Description of the task: State how many lines in the entries below contain "value". Write nothing but the number.

Exercise materials:
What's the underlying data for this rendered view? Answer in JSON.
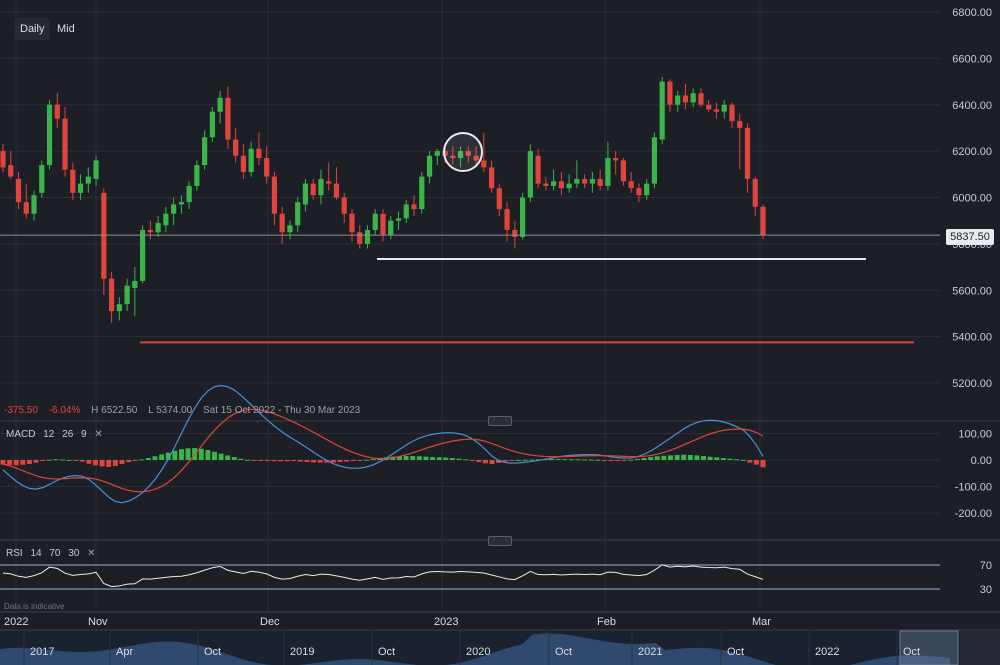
{
  "toolbar": {
    "timeframes": [
      {
        "label": "Daily",
        "active": true
      },
      {
        "label": "Mid",
        "active": false
      }
    ]
  },
  "summary": {
    "change": "-375.50",
    "change_pct": "-6.04%",
    "high": "H 6522.50",
    "low": "L 5374.00",
    "range": "Sat 15 Oct 2022 - Thu 30 Mar 2023",
    "current_price": "5837.50"
  },
  "price_axis": {
    "ticks": [
      "6800.00",
      "6600.00",
      "6400.00",
      "6200.00",
      "6000.00",
      "5800.00",
      "5600.00",
      "5400.00",
      "5200.00"
    ]
  },
  "time_axis": {
    "labels": [
      "2022",
      "Nov",
      "Dec",
      "2023",
      "Feb",
      "Mar"
    ]
  },
  "navigator": {
    "labels": [
      "2017",
      "Apr",
      "Oct",
      "2019",
      "Oct",
      "2020",
      "Oct",
      "2021",
      "Oct",
      "2022",
      "Oct"
    ]
  },
  "macd": {
    "label": "MACD",
    "params": [
      "12",
      "26",
      "9"
    ],
    "ticks": [
      "100.00",
      "0.00",
      "-100.00",
      "-200.00"
    ],
    "hist_range": [
      -60,
      90
    ],
    "histogram": [
      -35,
      -38,
      -40,
      -36,
      -30,
      -20,
      -8,
      2,
      6,
      4,
      0,
      -5,
      -12,
      -28,
      -40,
      -48,
      -52,
      -45,
      -30,
      -15,
      -5,
      5,
      15,
      28,
      42,
      55,
      70,
      82,
      88,
      90,
      85,
      75,
      62,
      48,
      35,
      22,
      10,
      2,
      -3,
      -6,
      -8,
      -9,
      -10,
      -9,
      -8,
      -12,
      -15,
      -18,
      -20,
      -20,
      -18,
      -15,
      -12,
      -8,
      -4,
      2,
      8,
      14,
      20,
      25,
      28,
      30,
      30,
      28,
      25,
      22,
      20,
      18,
      15,
      10,
      5,
      -5,
      -15,
      -25,
      -30,
      -22,
      -12,
      -5,
      0,
      2,
      3,
      5,
      6,
      7,
      8,
      7,
      6,
      5,
      4,
      3,
      2,
      -2,
      -4,
      -3,
      -1,
      2,
      8,
      15,
      22,
      28,
      32,
      35,
      38,
      40,
      38,
      35,
      30,
      25,
      20,
      15,
      10,
      5,
      0,
      -20,
      -35,
      -55
    ]
  },
  "rsi": {
    "label": "RSI",
    "params": [
      "14",
      "70",
      "30"
    ],
    "ticks": [
      "70",
      "30"
    ]
  },
  "colors": {
    "background": "#1c1f26",
    "bull": "#3bb54a",
    "bear": "#e0443d",
    "support_white": "#e8eaee",
    "support_red": "#e0443d",
    "macd_line": "#4a90d9",
    "signal_line": "#e0443d"
  },
  "chart_data": {
    "type": "candlestick",
    "ylim": [
      5100,
      6850
    ],
    "annotations": [
      {
        "type": "horizontal_line",
        "value": 5735,
        "color": "#e8eaee"
      },
      {
        "type": "horizontal_line",
        "value": 5375,
        "color": "#e0443d"
      },
      {
        "type": "horizontal_line",
        "value": 5837.5,
        "color": "#8a8f98"
      },
      {
        "type": "circle_marker",
        "value": 6200
      }
    ],
    "candles": [
      [
        6200,
        6230,
        6110,
        6130
      ],
      [
        6140,
        6200,
        6080,
        6090
      ],
      [
        6080,
        6110,
        5950,
        5980
      ],
      [
        5980,
        6060,
        5910,
        5930
      ],
      [
        5930,
        6030,
        5900,
        6010
      ],
      [
        6020,
        6160,
        6000,
        6140
      ],
      [
        6140,
        6420,
        6120,
        6400
      ],
      [
        6400,
        6450,
        6300,
        6340
      ],
      [
        6340,
        6390,
        6090,
        6120
      ],
      [
        6120,
        6150,
        5990,
        6020
      ],
      [
        6020,
        6100,
        5990,
        6060
      ],
      [
        6060,
        6130,
        6020,
        6090
      ],
      [
        6080,
        6180,
        6050,
        6160
      ],
      [
        6020,
        6040,
        5580,
        5650
      ],
      [
        5650,
        5680,
        5460,
        5510
      ],
      [
        5510,
        5570,
        5470,
        5540
      ],
      [
        5540,
        5650,
        5510,
        5620
      ],
      [
        5610,
        5700,
        5490,
        5640
      ],
      [
        5640,
        5880,
        5630,
        5860
      ],
      [
        5860,
        5900,
        5820,
        5850
      ],
      [
        5850,
        5920,
        5830,
        5890
      ],
      [
        5880,
        5960,
        5850,
        5930
      ],
      [
        5930,
        6000,
        5880,
        5970
      ],
      [
        5970,
        6010,
        5930,
        5980
      ],
      [
        5980,
        6070,
        5950,
        6050
      ],
      [
        6050,
        6160,
        6030,
        6140
      ],
      [
        6140,
        6290,
        6120,
        6260
      ],
      [
        6260,
        6390,
        6240,
        6370
      ],
      [
        6370,
        6460,
        6320,
        6430
      ],
      [
        6430,
        6480,
        6210,
        6250
      ],
      [
        6250,
        6300,
        6150,
        6180
      ],
      [
        6180,
        6230,
        6080,
        6110
      ],
      [
        6110,
        6240,
        6090,
        6210
      ],
      [
        6210,
        6280,
        6140,
        6170
      ],
      [
        6170,
        6220,
        6060,
        6090
      ],
      [
        6090,
        6110,
        5880,
        5930
      ],
      [
        5930,
        5960,
        5800,
        5850
      ],
      [
        5850,
        5900,
        5820,
        5880
      ],
      [
        5880,
        6000,
        5850,
        5980
      ],
      [
        5970,
        6080,
        5940,
        6060
      ],
      [
        6060,
        6080,
        5990,
        6010
      ],
      [
        6010,
        6120,
        5970,
        6080
      ],
      [
        6070,
        6150,
        6030,
        6060
      ],
      [
        6060,
        6130,
        5990,
        6000
      ],
      [
        6000,
        6020,
        5890,
        5930
      ],
      [
        5930,
        5950,
        5810,
        5850
      ],
      [
        5850,
        5880,
        5780,
        5800
      ],
      [
        5800,
        5880,
        5780,
        5860
      ],
      [
        5860,
        5950,
        5840,
        5930
      ],
      [
        5930,
        5950,
        5810,
        5840
      ],
      [
        5840,
        5920,
        5820,
        5900
      ],
      [
        5900,
        5940,
        5860,
        5910
      ],
      [
        5910,
        5990,
        5890,
        5970
      ],
      [
        5970,
        6010,
        5920,
        5950
      ],
      [
        5950,
        6110,
        5930,
        6090
      ],
      [
        6090,
        6200,
        6060,
        6180
      ],
      [
        6180,
        6210,
        6140,
        6200
      ],
      [
        6200,
        6220,
        6150,
        6180
      ],
      [
        6180,
        6220,
        6140,
        6170
      ],
      [
        6170,
        6220,
        6130,
        6200
      ],
      [
        6200,
        6220,
        6150,
        6180
      ],
      [
        6180,
        6220,
        6130,
        6160
      ],
      [
        6160,
        6280,
        6110,
        6130
      ],
      [
        6130,
        6160,
        6020,
        6040
      ],
      [
        6040,
        6060,
        5920,
        5950
      ],
      [
        5950,
        5980,
        5810,
        5860
      ],
      [
        5860,
        5900,
        5780,
        5830
      ],
      [
        5830,
        6020,
        5820,
        6000
      ],
      [
        6000,
        6230,
        5980,
        6200
      ],
      [
        6180,
        6210,
        6040,
        6060
      ],
      [
        6060,
        6090,
        6030,
        6050
      ],
      [
        6050,
        6120,
        6030,
        6070
      ],
      [
        6070,
        6110,
        6010,
        6040
      ],
      [
        6040,
        6100,
        6020,
        6060
      ],
      [
        6060,
        6160,
        6040,
        6080
      ],
      [
        6080,
        6100,
        6040,
        6060
      ],
      [
        6060,
        6110,
        6020,
        6080
      ],
      [
        6080,
        6120,
        6030,
        6050
      ],
      [
        6050,
        6240,
        6030,
        6170
      ],
      [
        6170,
        6200,
        6100,
        6160
      ],
      [
        6160,
        6170,
        6050,
        6070
      ],
      [
        6070,
        6110,
        6020,
        6040
      ],
      [
        6040,
        6060,
        5980,
        6010
      ],
      [
        6010,
        6080,
        5990,
        6060
      ],
      [
        6060,
        6280,
        6040,
        6260
      ],
      [
        6250,
        6520,
        6230,
        6500
      ],
      [
        6500,
        6510,
        6370,
        6400
      ],
      [
        6400,
        6460,
        6370,
        6440
      ],
      [
        6440,
        6490,
        6380,
        6410
      ],
      [
        6410,
        6470,
        6390,
        6450
      ],
      [
        6450,
        6470,
        6390,
        6400
      ],
      [
        6400,
        6420,
        6370,
        6380
      ],
      [
        6380,
        6410,
        6340,
        6370
      ],
      [
        6370,
        6420,
        6340,
        6400
      ],
      [
        6400,
        6410,
        6300,
        6330
      ],
      [
        6330,
        6360,
        6120,
        6300
      ],
      [
        6300,
        6320,
        6020,
        6080
      ],
      [
        6080,
        6090,
        5920,
        5960
      ],
      [
        5960,
        5970,
        5820,
        5837.5
      ]
    ]
  }
}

Worked solution: 4